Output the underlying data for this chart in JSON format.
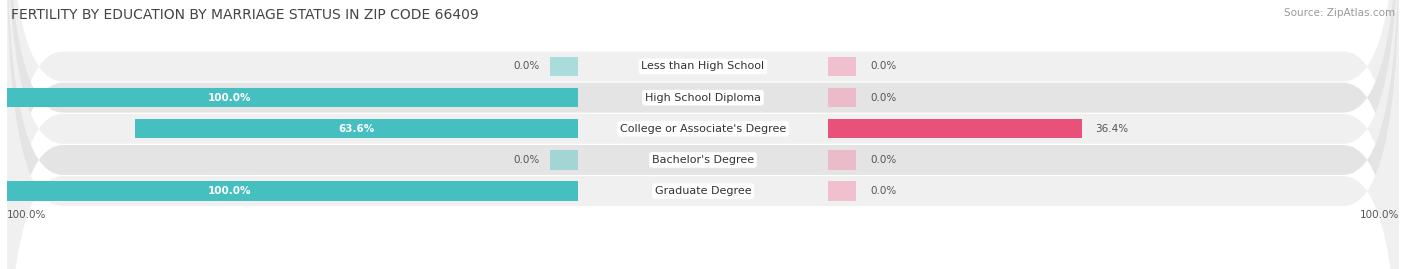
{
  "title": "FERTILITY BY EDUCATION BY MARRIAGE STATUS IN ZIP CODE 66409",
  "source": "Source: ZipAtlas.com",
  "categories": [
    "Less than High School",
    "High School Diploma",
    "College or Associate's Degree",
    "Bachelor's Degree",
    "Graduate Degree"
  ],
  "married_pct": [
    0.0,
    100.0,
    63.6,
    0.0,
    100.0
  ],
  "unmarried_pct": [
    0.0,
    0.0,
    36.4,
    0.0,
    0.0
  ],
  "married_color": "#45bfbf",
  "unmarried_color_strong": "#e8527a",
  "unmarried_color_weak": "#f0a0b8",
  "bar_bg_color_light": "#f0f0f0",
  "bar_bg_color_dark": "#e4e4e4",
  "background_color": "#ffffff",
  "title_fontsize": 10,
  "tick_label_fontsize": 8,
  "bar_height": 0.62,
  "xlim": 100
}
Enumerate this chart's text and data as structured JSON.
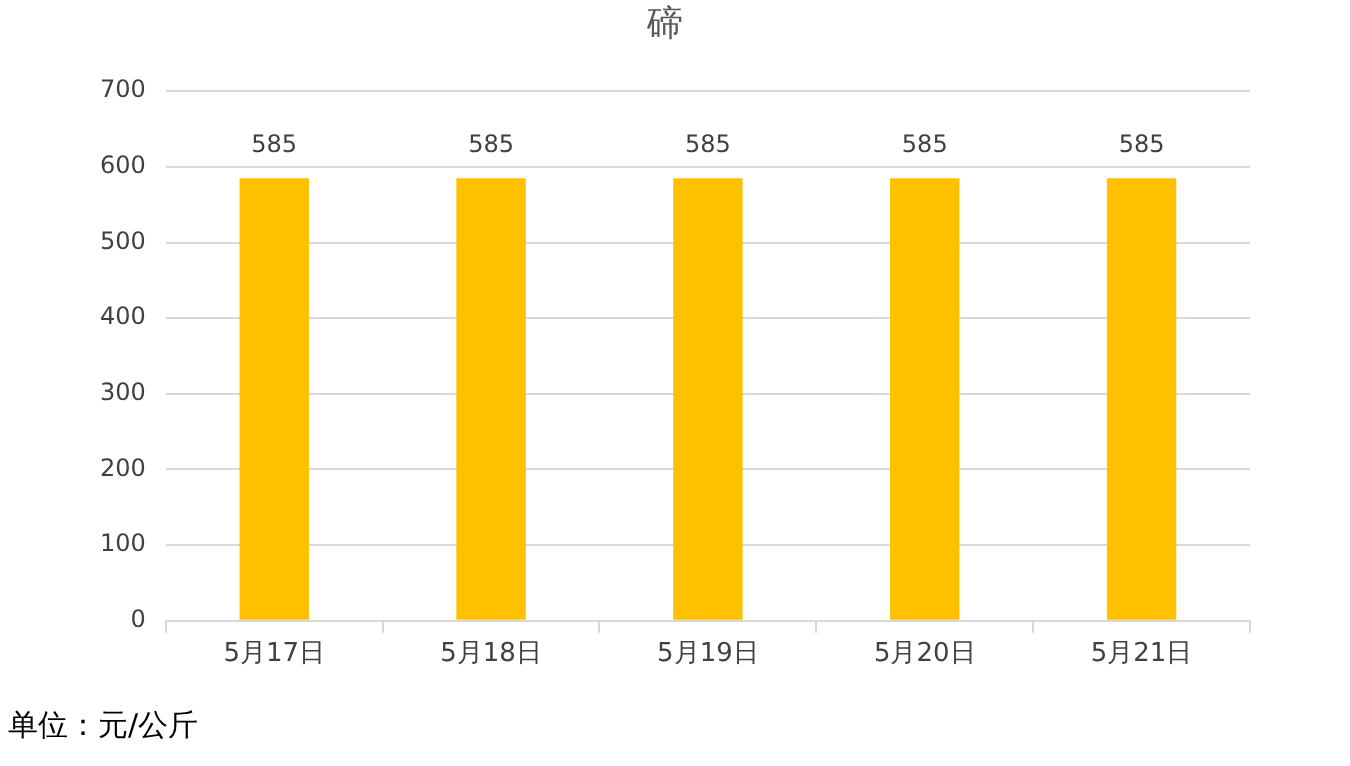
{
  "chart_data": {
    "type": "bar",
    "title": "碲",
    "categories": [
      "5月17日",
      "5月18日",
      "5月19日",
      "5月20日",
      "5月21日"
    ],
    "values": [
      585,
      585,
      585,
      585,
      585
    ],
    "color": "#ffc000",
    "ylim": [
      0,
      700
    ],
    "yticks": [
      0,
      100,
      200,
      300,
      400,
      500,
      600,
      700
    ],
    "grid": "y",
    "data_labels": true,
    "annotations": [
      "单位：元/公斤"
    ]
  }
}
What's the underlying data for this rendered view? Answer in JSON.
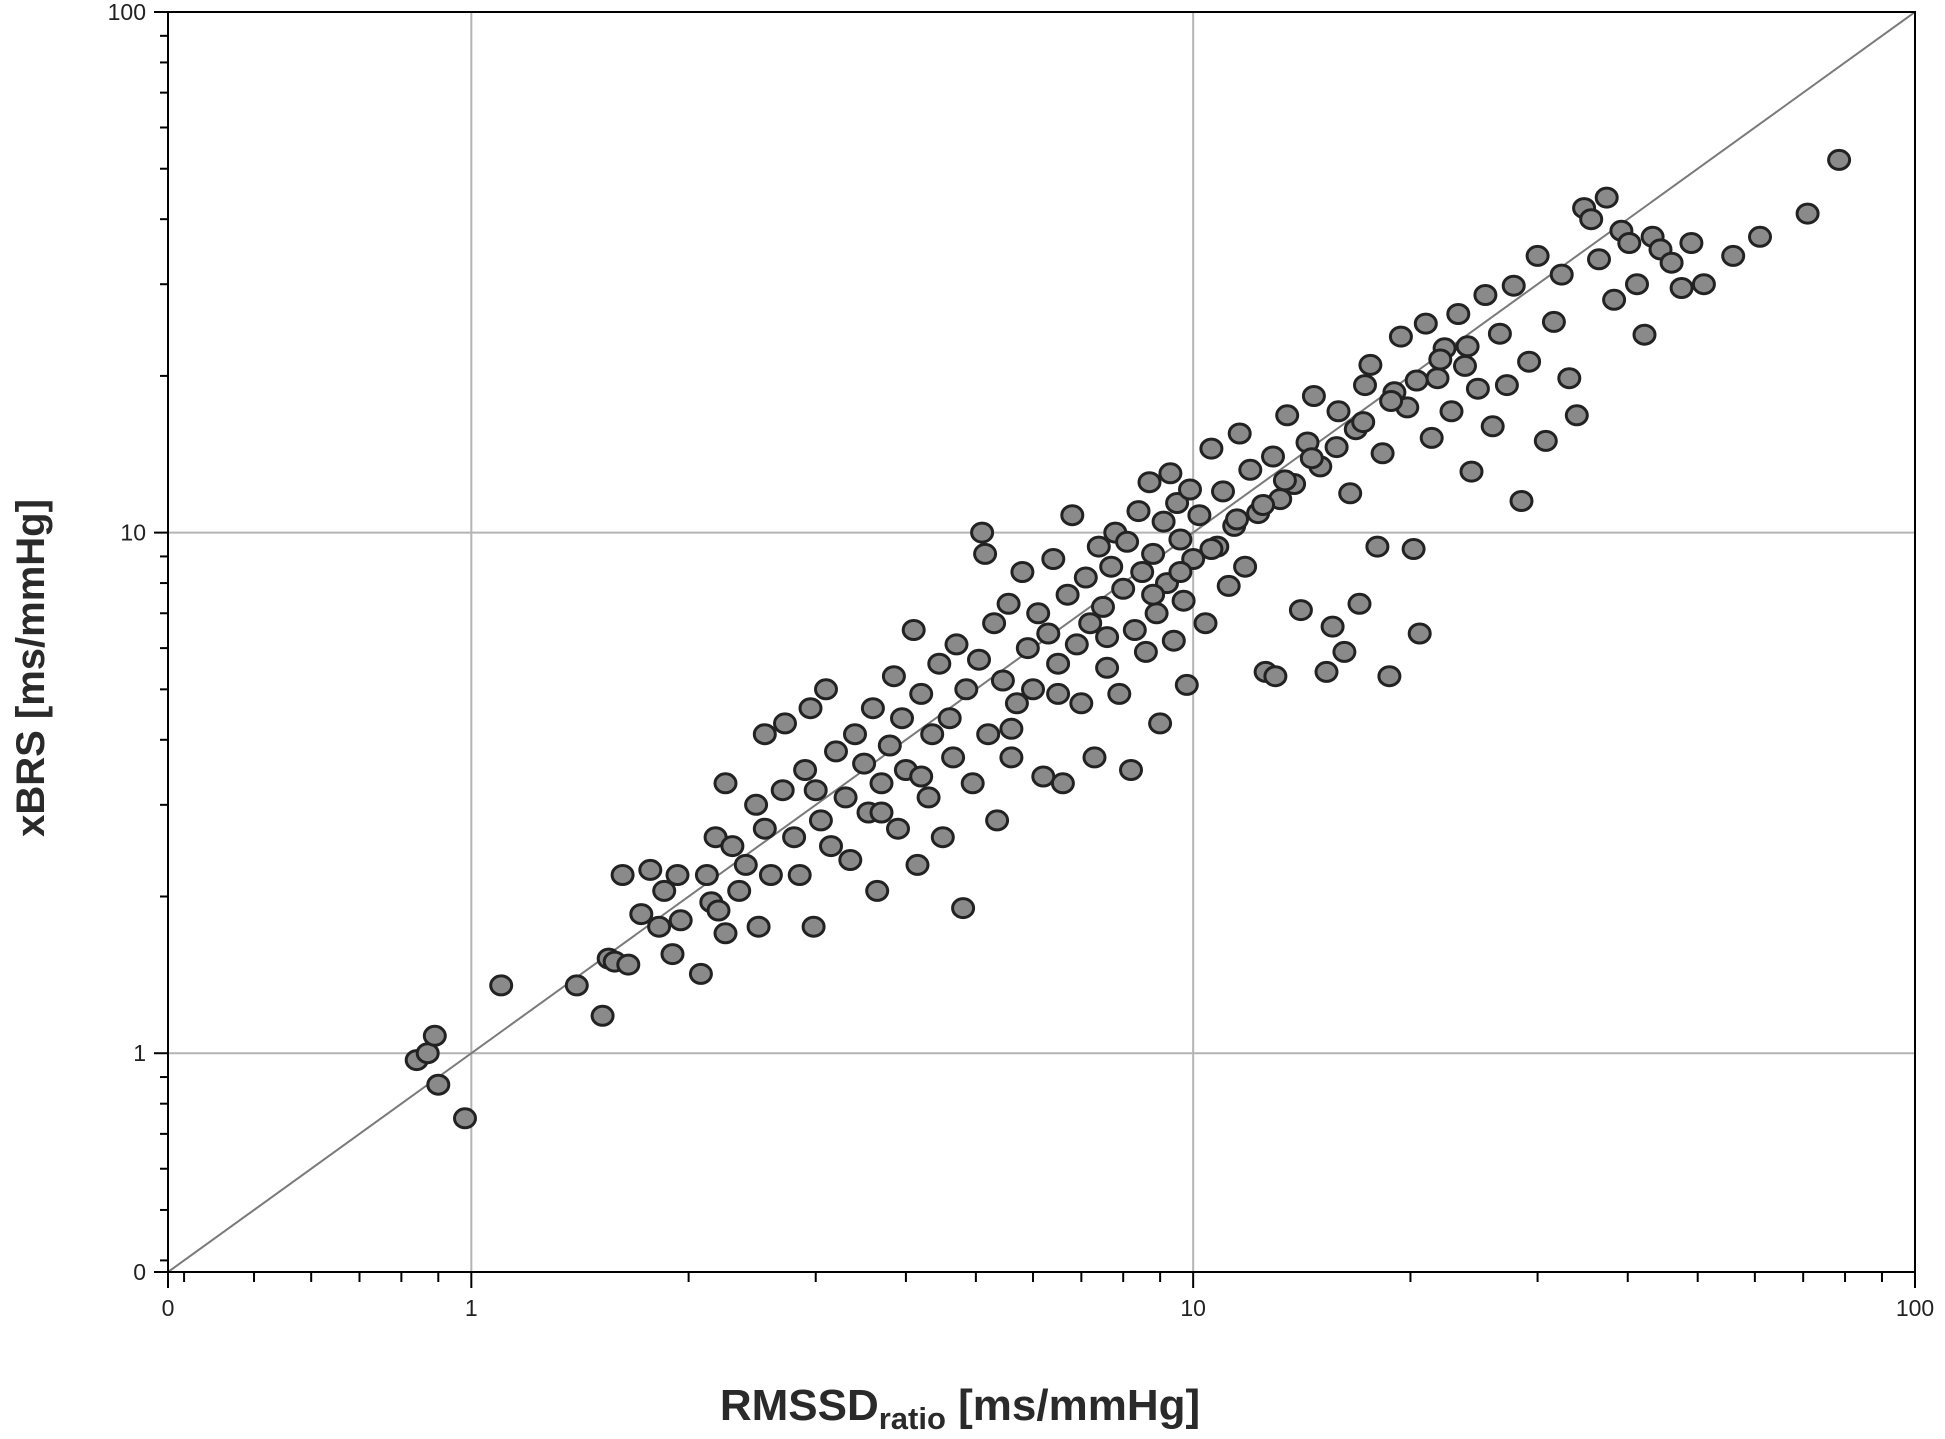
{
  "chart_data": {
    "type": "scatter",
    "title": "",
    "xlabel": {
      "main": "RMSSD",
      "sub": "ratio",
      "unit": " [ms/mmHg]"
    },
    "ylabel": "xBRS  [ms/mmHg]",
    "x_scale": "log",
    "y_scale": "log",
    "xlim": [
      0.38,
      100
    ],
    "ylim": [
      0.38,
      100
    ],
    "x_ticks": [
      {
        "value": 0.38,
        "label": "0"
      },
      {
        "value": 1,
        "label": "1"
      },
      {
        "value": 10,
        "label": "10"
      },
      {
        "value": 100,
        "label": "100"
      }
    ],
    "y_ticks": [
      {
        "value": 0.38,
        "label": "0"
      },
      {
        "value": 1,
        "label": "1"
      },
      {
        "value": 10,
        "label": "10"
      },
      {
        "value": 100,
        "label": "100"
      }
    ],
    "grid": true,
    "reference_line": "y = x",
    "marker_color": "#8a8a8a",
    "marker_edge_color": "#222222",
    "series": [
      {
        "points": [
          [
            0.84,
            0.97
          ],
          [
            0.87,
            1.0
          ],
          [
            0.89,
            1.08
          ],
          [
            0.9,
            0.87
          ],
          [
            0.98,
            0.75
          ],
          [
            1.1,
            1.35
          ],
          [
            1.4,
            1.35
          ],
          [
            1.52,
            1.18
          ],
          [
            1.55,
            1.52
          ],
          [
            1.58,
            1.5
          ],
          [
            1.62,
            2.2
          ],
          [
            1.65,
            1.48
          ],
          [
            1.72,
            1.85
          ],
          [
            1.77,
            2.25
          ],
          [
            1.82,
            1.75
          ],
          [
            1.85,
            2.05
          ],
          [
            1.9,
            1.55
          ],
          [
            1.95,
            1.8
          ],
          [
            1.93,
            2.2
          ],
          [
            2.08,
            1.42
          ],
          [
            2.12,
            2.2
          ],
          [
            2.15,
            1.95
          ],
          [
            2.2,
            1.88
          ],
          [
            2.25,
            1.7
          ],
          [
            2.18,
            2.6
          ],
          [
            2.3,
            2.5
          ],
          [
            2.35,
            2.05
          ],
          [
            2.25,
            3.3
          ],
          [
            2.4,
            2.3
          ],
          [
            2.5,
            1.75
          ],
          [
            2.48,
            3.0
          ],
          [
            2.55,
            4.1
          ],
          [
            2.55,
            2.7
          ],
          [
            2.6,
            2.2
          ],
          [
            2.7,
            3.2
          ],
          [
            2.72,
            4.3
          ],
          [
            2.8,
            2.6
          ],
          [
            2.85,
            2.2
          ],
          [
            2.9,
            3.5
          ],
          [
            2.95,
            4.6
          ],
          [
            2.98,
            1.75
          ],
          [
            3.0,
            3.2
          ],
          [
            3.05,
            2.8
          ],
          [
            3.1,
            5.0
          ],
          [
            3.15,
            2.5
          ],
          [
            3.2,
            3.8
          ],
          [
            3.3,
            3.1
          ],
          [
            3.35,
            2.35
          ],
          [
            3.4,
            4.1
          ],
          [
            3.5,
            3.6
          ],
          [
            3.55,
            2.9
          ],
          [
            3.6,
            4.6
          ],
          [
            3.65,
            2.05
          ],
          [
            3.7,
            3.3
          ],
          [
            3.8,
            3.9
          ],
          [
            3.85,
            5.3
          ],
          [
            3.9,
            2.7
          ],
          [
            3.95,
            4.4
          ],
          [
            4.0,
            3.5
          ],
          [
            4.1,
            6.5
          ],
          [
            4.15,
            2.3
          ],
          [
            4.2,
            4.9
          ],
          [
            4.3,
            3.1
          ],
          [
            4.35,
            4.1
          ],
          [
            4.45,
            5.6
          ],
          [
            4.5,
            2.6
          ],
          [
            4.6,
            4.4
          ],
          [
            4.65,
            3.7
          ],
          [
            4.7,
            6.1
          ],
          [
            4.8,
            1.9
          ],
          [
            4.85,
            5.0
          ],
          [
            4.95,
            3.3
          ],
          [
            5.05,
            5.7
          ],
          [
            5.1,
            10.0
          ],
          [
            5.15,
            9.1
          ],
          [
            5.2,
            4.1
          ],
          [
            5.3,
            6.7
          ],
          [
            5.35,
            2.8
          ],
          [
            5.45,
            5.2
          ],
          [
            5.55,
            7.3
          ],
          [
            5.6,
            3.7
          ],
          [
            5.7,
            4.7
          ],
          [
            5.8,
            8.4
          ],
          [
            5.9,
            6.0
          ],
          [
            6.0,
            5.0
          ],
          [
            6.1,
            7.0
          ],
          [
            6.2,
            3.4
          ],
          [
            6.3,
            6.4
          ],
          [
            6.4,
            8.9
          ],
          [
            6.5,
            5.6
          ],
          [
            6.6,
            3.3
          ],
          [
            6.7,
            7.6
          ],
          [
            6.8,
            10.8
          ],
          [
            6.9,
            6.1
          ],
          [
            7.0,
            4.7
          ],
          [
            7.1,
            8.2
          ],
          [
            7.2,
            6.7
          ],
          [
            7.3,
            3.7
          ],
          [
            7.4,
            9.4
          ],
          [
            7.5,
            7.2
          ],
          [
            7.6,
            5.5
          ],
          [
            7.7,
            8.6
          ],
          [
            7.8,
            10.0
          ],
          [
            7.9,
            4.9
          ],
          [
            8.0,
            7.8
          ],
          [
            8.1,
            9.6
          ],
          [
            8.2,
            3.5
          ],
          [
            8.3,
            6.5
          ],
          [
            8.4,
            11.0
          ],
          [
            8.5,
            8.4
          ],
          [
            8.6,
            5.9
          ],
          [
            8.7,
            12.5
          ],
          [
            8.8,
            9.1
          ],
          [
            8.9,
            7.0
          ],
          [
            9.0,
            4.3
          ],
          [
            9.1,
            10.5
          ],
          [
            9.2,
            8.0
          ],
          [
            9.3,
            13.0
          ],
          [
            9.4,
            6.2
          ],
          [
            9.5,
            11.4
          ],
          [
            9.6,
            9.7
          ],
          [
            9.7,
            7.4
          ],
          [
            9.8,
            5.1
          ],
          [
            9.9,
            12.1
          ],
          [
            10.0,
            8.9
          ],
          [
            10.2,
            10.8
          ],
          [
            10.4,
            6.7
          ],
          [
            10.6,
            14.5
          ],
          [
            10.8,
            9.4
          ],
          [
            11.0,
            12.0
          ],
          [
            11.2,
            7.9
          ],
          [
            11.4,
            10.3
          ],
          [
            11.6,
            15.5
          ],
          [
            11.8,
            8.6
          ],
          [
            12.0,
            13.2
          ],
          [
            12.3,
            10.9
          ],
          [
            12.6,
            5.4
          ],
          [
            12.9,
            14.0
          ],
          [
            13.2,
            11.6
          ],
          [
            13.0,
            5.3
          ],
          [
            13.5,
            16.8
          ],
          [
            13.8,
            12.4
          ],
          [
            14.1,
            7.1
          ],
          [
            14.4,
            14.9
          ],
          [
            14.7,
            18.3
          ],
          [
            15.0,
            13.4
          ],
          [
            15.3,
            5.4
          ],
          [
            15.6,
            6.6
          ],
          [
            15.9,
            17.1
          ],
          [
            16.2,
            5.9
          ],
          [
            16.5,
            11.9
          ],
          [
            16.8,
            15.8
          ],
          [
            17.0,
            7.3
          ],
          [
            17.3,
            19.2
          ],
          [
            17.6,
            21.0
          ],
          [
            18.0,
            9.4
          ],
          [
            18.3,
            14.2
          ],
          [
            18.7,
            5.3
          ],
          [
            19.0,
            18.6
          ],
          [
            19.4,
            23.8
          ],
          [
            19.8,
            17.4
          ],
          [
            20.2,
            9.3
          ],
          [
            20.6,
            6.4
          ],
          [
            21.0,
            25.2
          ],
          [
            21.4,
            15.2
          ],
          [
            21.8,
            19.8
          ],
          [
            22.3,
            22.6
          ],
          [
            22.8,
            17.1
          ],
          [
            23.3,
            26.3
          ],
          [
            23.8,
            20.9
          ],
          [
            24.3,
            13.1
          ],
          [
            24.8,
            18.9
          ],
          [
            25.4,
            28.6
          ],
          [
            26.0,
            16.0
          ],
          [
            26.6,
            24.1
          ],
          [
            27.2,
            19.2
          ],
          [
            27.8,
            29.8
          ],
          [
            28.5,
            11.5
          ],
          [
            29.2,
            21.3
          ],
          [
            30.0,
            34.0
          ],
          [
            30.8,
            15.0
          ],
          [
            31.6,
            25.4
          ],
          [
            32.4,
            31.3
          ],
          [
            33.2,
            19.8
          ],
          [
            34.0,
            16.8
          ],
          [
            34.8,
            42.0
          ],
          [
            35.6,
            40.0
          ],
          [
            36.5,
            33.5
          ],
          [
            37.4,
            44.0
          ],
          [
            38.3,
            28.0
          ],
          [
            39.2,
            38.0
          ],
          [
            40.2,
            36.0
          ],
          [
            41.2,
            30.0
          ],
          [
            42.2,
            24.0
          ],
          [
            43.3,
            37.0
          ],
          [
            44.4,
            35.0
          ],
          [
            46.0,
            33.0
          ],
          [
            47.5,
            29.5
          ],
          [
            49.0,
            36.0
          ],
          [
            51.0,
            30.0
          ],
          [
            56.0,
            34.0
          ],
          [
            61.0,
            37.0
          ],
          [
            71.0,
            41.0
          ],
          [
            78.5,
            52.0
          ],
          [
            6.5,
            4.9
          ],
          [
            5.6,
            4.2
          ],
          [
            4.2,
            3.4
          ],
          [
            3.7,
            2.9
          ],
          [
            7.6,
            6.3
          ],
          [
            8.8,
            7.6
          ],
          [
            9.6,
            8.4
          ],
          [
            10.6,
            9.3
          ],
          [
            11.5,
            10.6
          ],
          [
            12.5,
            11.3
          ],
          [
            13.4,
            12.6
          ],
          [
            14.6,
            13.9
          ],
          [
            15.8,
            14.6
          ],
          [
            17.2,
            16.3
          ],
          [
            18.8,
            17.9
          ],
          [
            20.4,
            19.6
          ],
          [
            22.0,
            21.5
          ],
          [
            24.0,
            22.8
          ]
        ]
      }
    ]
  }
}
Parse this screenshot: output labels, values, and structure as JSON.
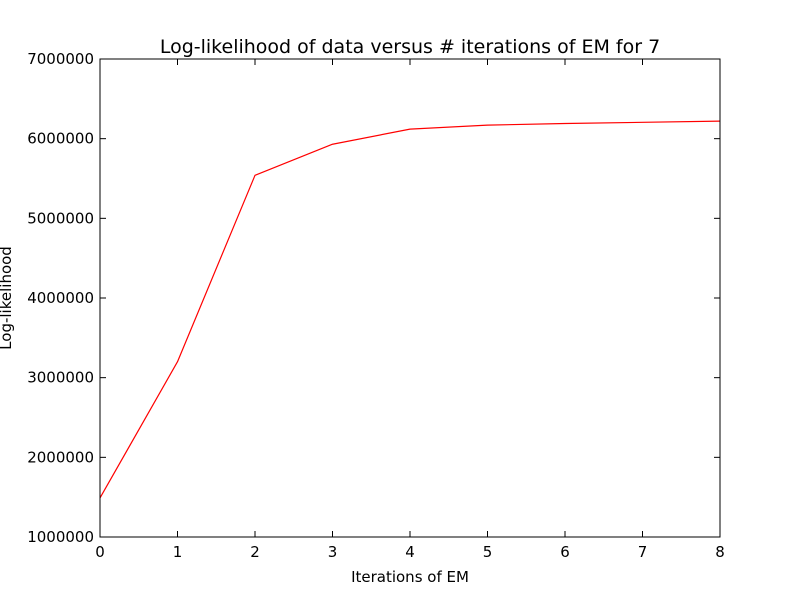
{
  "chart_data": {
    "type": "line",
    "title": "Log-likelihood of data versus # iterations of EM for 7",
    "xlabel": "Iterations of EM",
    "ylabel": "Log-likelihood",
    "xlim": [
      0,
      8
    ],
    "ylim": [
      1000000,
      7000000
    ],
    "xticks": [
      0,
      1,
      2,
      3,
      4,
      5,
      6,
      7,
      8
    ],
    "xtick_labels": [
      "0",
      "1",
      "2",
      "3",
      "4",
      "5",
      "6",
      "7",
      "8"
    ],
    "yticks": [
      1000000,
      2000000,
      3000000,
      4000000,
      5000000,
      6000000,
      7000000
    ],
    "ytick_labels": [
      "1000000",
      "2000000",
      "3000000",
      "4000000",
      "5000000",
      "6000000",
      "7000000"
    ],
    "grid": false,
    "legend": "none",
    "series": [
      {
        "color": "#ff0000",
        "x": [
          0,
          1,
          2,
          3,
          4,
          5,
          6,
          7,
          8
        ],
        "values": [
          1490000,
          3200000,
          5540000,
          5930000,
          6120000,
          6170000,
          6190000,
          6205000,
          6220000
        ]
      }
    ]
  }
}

+ + + +

From the data, pick out every line that includes "this".

RESPONSE TO THE EXERCISE:
Output the underlying data for this chart in JSON format.
Enumerate this chart's text and data as structured JSON.
What's the underlying data for this rendered view? Answer in JSON.
Parse this screenshot: output labels, values, and structure as JSON.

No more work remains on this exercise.